• [PROBLEM STATEMENT]:
Filter the data below for the string "JSON" and copy each matching line.

• [RAW RECORDS]:
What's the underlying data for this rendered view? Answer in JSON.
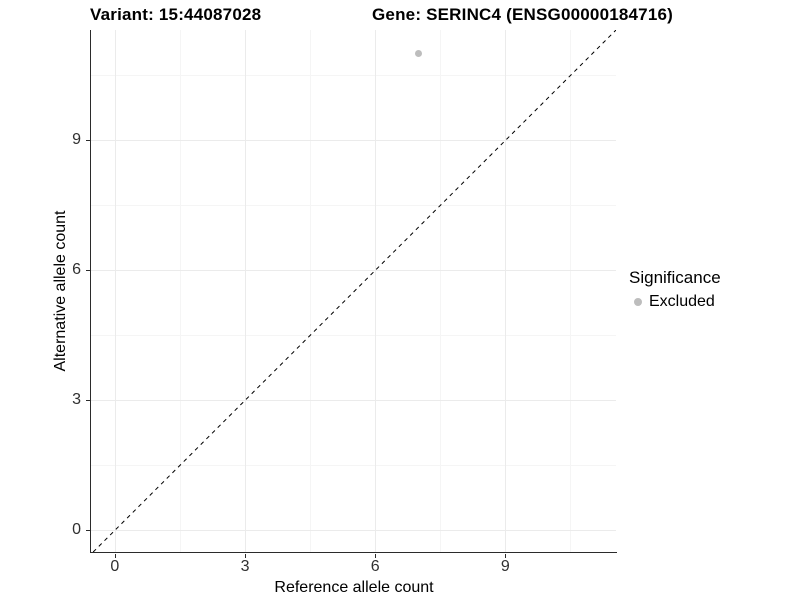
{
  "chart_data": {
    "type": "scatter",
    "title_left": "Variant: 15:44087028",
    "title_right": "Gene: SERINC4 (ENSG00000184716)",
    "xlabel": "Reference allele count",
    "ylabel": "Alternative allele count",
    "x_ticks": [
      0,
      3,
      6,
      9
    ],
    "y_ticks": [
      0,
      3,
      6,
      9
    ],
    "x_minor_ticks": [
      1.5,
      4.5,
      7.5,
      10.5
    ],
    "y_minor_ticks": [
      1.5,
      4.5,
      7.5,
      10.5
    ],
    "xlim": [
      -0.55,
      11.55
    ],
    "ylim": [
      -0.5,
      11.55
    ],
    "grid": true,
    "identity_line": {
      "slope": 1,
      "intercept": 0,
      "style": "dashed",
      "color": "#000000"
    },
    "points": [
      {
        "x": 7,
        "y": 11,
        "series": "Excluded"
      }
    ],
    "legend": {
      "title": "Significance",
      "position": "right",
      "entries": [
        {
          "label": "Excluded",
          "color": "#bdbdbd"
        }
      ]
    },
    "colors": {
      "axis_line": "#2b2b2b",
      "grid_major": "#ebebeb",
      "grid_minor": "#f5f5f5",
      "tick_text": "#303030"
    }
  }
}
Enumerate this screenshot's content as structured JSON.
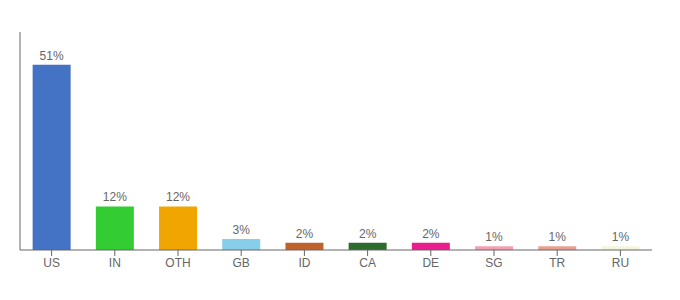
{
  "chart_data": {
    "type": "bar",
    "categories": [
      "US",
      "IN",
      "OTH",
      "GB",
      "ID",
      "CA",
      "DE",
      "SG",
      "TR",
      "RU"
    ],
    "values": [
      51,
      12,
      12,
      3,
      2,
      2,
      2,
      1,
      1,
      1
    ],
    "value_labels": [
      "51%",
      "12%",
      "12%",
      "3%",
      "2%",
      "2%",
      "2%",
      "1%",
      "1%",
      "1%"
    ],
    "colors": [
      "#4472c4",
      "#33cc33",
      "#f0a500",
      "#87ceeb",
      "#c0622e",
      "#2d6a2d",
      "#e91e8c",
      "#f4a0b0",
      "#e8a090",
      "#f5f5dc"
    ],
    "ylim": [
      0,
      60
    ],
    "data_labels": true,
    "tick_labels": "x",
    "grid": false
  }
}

• [CORRECT RESPONSE]:
What's the underlying data for this rendered view? Answer in JSON.
Enumerate this screenshot's content as structured JSON.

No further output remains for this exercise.